=== Stated task ===
Tally the lines holding the word "then" and state the count by itself.

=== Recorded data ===
● ● ●
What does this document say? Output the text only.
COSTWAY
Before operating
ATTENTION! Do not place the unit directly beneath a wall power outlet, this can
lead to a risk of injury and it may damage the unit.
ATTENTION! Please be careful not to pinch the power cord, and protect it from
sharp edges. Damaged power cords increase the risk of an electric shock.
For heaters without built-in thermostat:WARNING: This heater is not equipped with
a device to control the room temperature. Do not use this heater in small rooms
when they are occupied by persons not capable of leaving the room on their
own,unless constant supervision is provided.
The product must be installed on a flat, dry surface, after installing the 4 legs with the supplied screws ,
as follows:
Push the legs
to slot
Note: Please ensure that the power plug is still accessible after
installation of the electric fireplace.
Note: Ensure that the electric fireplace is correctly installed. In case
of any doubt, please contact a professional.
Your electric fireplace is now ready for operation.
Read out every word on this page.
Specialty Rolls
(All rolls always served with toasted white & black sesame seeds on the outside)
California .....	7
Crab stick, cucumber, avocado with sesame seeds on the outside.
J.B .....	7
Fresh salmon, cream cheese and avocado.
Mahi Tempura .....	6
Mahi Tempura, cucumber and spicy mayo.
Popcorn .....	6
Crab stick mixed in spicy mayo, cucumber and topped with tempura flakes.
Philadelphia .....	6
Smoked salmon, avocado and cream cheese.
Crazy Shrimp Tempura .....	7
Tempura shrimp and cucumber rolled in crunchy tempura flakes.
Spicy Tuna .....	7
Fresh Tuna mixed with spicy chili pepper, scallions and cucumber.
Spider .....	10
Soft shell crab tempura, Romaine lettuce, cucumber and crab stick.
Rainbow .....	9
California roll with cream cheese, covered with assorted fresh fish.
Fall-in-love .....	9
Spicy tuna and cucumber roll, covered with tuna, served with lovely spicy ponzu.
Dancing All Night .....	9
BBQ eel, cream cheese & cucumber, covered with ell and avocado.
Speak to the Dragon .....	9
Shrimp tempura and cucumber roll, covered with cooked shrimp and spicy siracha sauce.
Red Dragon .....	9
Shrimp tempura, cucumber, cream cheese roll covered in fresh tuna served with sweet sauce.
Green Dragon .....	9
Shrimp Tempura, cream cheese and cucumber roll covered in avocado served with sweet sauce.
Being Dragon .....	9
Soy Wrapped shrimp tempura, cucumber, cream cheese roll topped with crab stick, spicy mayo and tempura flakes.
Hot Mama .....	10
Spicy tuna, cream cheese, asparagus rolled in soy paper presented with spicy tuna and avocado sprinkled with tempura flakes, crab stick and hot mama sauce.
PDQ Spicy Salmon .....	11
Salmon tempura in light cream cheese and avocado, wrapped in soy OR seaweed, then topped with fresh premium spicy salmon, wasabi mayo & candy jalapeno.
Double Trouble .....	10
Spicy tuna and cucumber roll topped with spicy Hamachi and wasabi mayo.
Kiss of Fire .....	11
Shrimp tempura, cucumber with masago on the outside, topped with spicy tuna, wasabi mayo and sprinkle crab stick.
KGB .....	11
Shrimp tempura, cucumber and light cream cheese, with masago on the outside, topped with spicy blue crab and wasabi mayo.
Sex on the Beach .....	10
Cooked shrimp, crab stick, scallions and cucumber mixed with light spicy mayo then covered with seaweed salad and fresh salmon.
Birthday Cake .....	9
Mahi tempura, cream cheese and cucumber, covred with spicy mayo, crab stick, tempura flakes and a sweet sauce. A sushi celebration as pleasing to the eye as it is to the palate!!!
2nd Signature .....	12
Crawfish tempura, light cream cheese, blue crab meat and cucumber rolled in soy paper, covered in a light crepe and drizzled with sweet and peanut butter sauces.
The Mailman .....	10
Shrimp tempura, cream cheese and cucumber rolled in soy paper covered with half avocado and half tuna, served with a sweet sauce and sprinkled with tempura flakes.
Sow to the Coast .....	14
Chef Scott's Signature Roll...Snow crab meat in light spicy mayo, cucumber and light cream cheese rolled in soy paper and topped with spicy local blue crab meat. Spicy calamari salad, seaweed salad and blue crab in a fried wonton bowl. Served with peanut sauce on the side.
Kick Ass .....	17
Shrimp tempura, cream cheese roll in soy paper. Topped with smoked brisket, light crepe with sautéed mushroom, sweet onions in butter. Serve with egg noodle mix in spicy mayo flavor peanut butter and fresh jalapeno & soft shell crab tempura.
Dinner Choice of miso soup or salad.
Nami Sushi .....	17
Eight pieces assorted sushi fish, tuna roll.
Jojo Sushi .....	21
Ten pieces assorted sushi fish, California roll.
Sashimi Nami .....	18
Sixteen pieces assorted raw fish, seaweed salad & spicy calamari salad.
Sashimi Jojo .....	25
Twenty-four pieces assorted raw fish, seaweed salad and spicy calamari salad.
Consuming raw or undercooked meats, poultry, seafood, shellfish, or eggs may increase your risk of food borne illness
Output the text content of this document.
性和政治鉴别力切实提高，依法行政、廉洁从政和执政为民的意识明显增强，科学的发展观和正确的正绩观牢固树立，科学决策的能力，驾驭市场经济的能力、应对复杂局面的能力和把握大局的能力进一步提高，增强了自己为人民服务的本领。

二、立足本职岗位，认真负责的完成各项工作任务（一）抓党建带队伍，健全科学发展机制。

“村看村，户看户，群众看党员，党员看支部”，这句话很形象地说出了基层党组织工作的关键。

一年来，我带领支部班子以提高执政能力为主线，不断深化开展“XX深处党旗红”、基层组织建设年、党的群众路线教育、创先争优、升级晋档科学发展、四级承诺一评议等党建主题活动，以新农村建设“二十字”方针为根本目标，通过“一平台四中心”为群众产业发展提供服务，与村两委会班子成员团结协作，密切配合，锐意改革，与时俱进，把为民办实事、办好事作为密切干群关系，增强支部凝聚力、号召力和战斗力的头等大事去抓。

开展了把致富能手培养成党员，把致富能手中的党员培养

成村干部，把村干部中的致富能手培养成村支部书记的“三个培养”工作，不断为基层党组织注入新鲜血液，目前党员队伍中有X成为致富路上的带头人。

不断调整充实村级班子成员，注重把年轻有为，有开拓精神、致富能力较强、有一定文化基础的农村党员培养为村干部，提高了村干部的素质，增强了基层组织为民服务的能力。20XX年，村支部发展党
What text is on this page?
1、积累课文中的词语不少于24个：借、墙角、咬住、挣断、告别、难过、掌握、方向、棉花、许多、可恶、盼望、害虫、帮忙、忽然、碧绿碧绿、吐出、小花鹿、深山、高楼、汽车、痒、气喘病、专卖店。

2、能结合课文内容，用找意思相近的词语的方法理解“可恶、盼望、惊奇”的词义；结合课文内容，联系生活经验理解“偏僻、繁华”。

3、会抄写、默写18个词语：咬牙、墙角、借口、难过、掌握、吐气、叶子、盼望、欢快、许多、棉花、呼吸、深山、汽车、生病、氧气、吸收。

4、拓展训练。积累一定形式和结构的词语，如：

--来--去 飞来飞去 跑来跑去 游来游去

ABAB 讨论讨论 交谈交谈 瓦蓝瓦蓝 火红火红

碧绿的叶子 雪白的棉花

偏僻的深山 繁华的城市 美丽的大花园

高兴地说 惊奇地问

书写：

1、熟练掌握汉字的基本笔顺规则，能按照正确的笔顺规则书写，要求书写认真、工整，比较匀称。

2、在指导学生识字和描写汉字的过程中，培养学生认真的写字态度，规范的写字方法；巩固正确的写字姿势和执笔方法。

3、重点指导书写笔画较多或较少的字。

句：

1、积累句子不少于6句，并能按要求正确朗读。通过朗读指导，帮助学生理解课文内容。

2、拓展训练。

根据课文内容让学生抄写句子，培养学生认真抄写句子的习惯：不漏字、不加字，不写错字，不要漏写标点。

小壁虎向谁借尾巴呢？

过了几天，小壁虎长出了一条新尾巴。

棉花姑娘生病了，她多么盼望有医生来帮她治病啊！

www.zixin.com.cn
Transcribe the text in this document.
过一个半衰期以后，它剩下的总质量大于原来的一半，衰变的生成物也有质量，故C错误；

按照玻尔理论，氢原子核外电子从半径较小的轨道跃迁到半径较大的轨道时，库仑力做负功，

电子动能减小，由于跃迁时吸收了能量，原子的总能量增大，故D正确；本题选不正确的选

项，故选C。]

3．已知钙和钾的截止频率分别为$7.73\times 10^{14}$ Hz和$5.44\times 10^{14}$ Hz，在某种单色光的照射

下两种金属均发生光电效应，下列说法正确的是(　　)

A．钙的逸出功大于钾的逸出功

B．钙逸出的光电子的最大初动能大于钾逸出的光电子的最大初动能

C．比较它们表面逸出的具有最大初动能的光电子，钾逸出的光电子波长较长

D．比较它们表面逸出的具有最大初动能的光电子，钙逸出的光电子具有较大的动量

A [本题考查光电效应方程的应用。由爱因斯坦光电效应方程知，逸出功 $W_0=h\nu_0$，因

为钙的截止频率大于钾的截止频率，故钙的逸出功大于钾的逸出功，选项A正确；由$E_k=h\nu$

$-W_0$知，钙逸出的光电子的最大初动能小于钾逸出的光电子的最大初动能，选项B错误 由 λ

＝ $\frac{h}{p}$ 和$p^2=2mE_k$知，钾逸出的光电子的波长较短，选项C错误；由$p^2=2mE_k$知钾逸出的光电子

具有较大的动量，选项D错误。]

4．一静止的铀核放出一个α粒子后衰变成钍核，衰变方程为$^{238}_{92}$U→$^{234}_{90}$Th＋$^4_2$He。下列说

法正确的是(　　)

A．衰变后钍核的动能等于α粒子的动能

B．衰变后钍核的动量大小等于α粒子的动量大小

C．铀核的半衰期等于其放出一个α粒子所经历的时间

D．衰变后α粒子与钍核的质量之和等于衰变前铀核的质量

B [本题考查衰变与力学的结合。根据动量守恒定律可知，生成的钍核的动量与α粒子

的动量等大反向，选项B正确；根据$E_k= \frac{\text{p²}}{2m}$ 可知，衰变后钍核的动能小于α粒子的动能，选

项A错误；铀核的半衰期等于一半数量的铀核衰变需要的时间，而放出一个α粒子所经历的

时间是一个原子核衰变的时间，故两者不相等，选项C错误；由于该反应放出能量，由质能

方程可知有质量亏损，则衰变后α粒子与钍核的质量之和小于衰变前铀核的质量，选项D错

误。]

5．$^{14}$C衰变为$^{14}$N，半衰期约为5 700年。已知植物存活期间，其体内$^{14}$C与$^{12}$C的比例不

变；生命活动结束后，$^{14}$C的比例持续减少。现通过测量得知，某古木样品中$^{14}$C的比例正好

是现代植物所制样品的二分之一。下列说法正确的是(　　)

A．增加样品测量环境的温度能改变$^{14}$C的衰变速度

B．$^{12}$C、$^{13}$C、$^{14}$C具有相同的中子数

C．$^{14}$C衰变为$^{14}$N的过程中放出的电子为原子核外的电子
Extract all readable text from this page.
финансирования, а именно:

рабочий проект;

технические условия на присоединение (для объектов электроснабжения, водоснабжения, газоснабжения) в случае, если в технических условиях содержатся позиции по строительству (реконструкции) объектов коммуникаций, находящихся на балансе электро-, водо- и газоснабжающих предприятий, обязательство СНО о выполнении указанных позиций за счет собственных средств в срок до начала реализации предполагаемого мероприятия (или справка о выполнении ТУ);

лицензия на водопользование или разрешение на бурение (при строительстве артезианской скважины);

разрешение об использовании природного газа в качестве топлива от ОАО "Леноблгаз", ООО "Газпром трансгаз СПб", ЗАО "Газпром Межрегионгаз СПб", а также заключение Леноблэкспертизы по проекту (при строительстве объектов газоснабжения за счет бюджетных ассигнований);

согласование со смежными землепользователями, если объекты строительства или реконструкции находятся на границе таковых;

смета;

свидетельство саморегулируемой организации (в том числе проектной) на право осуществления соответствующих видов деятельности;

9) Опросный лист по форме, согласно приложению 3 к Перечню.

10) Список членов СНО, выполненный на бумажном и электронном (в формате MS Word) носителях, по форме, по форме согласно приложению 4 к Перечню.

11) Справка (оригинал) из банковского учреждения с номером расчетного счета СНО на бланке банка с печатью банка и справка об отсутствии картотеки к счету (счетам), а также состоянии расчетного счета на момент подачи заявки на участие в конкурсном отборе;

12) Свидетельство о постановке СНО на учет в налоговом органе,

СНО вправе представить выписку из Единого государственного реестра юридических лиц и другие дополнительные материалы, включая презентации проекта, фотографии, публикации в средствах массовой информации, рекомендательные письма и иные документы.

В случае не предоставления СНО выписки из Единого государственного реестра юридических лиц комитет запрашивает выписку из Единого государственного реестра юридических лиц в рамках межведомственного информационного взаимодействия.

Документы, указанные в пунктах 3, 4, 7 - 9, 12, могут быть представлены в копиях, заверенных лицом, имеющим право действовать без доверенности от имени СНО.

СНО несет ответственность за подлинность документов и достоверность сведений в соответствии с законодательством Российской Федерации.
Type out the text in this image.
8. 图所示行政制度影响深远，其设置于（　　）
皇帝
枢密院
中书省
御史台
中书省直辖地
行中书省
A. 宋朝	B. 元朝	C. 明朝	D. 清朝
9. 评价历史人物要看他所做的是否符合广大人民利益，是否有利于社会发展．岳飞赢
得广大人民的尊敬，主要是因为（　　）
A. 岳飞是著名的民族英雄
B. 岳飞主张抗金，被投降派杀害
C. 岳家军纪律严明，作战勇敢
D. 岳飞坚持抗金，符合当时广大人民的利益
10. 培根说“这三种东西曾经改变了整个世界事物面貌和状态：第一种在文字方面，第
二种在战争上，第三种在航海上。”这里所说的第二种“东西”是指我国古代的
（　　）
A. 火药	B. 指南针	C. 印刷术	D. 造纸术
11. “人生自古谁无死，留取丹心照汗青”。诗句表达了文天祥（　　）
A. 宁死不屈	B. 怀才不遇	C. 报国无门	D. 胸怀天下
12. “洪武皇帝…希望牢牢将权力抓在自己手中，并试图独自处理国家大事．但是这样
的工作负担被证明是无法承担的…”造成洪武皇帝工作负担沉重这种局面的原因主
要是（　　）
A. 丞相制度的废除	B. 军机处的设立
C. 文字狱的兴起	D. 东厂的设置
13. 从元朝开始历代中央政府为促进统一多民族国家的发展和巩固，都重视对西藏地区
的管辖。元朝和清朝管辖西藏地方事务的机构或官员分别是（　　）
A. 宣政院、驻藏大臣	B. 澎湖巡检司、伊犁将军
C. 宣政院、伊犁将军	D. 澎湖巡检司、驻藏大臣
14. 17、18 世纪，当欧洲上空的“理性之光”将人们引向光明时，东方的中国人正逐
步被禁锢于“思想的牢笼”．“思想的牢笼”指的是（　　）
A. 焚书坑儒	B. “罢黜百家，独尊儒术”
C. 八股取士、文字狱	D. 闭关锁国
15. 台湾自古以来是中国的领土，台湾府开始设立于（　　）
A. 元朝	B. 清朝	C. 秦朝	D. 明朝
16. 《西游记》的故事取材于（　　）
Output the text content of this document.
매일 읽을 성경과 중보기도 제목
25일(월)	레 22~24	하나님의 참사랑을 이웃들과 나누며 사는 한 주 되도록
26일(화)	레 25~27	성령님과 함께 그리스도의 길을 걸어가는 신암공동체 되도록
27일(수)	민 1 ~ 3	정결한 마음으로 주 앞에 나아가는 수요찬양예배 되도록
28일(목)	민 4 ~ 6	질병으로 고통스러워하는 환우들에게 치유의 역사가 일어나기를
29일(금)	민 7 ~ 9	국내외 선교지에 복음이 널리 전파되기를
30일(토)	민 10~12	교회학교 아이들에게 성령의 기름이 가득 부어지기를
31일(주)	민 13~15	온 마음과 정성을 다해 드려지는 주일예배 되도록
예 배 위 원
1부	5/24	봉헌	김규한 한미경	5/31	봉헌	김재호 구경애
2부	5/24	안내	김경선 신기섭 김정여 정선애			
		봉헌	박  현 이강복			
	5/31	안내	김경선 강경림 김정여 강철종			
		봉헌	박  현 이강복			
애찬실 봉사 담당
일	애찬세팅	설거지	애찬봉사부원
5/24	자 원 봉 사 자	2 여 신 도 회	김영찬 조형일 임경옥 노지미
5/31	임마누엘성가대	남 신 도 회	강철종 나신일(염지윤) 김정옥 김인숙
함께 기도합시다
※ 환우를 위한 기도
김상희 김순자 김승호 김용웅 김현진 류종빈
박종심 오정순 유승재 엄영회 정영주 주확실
● ● ●
=== Solved exercise ===
2